What you should do:
Check every line of the entries below for the word "removal", and copy the ones that have it.
++++++
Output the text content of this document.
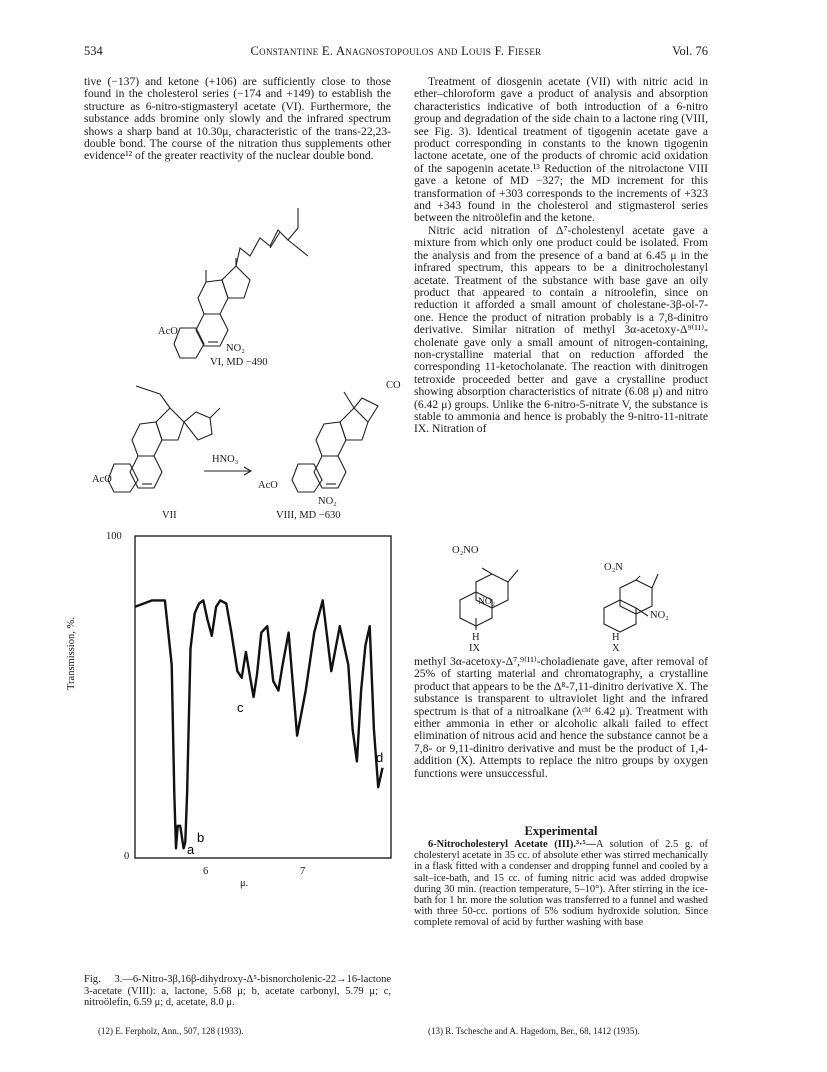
534	Constantine E. Anagnostopoulos and Louis F. Fieser	Vol. 76

tive (−137) and ketone (+106) are sufficiently close to those found in the cholesterol series (−174 and +149) to establish the structure as 6-nitro-stigmasteryl acetate (VI). Furthermore, the substance adds bromine only slowly and the infrared spectrum shows a sharp band at 10.30μ, characteristic of the trans-22,23-double bond. The course of the nitration thus supplements other evidence¹² of the greater reactivity of the nuclear double bond.

AcO
NO₂
VI, MD −490
AcO
VII
HNO₃
CO
AcO
NO₂
VIII, MD −630
100
0
Transmission, %.
6	7
μ.
a
b
c
d
Fig. 3.—6-Nitro-3β,16β-dihydroxy-Δ⁵-bisnorcholenic-22→16-lactone 3-acetate (VIII): a, lactone, 5.68 μ; b, acetate carbonyl, 5.79 μ; c, nitroölefin, 6.59 μ; d, acetate, 8.0 μ.
(12) E. Ferpholz, Ann., 507, 128 (1933).

Treatment of diosgenin acetate (VII) with nitric acid in ether–chloroform gave a product of analysis and absorption characteristics indicative of both introduction of a 6-nitro group and degradation of the side chain to a lactone ring (VIII, see Fig. 3). Identical treatment of tigogenin acetate gave a product corresponding in constants to the known tigogenin lactone acetate, one of the products of chromic acid oxidation of the sapogenin acetate.¹³ Reduction of the nitrolactone VIII gave a ketone of MD −327; the MD increment for this transformation of +303 corresponds to the increments of +323 and +343 found in the cholesterol and stigmasterol series between the nitroölefin and the ketone.

Nitric acid nitration of Δ⁷-cholestenyl acetate gave a mixture from which only one product could be isolated. From the analysis and from the presence of a band at 6.45 μ in the infrared spectrum, this appears to be a dinitrocholestanyl acetate. Treatment of the substance with base gave an oily product that appeared to contain a nitroolefin, since on reduction it afforded a small amount of cholestane-3β-ol-7-one. Hence the product of nitration probably is a 7,8-dinitro derivative. Similar nitration of methyl 3α-acetoxy-Δ⁹⁽¹¹⁾-cholenate gave only a small amount of nitrogen-containing, non-crystalline material that on reduction afforded the corresponding 11-ketocholanate. The reaction with dinitrogen tetroxide proceeded better and gave a crystalline product showing absorption characteristics of nitrate (6.08 μ) and nitro (6.42 μ) groups. Unlike the 6-nitro-5-nitrate V, the substance is stable to ammonia and hence is probably the 9-nitro-11-nitrate IX. Nitration of

O₂NO
NO₂
H
IX
O₂N
NO₂
H
X

methyl 3α-acetoxy-Δ⁷,⁹⁽¹¹⁾-choladienate gave, after removal of 25% of starting material and chromatography, a crystalline product that appears to be the Δ⁸-7,11-dinitro derivative X. The substance is transparent to ultraviolet light and the infrared spectrum is that of a nitroalkane (λᶜʰᶠ 6.42 μ). Treatment with either ammonia in ether or alcoholic alkali failed to effect elimination of nitrous acid and hence the substance cannot be a 7,8- or 9,11-dinitro derivative and must be the product of 1,4-addition (X). Attempts to replace the nitro groups by oxygen functions were unsuccessful.

Experimental

6-Nitrocholesteryl Acetate (III).³·⁵—A solution of 2.5 g. of cholesteryl acetate in 35 cc. of absolute ether was stirred mechanically in a flask fitted with a condenser and dropping funnel and cooled by a salt–ice-bath, and 15 cc. of fuming nitric acid was added dropwise during 30 min. (reaction temperature, 5–10°). After stirring in the ice-bath for 1 hr. more the solution was transferred to a funnel and washed with three 50-cc. portions of 5% sodium hydroxide solution. Since complete removal of acid by further washing with base

(13) R. Tschesche and A. Hagedorn, Ber., 68, 1412 (1935).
++++++
Worked solution:
methyl 3α-acetoxy-Δ⁷,⁹⁽¹¹⁾-choladienate gave, after removal of 25% of starting material and chromatography, a crystalline product that appears to be the Δ⁸-7,11-dinitro derivative X. The substance is transparent to ultraviolet light and the infrared spectrum is that of a nitroalkane (λᶜʰᶠ 6.42 μ). Treatment with either ammonia in ether or alcoholic alkali failed to effect elimination of nitrous acid and hence the substance cannot be a 7,8- or 9,11-dinitro derivative and must be the product of 1,4-addition (X). Attempts to replace the nitro groups by oxygen functions were unsuccessful.
6-Nitrocholesteryl Acetate (III).³·⁵—A solution of 2.5 g. of cholesteryl acetate in 35 cc. of absolute ether was stirred mechanically in a flask fitted with a condenser and dropping funnel and cooled by a salt–ice-bath, and 15 cc. of fuming nitric acid was added dropwise during 30 min. (reaction temperature, 5–10°). After stirring in the ice-bath for 1 hr. more the solution was transferred to a funnel and washed with three 50-cc. portions of 5% sodium hydroxide solution. Since complete removal of acid by further washing with base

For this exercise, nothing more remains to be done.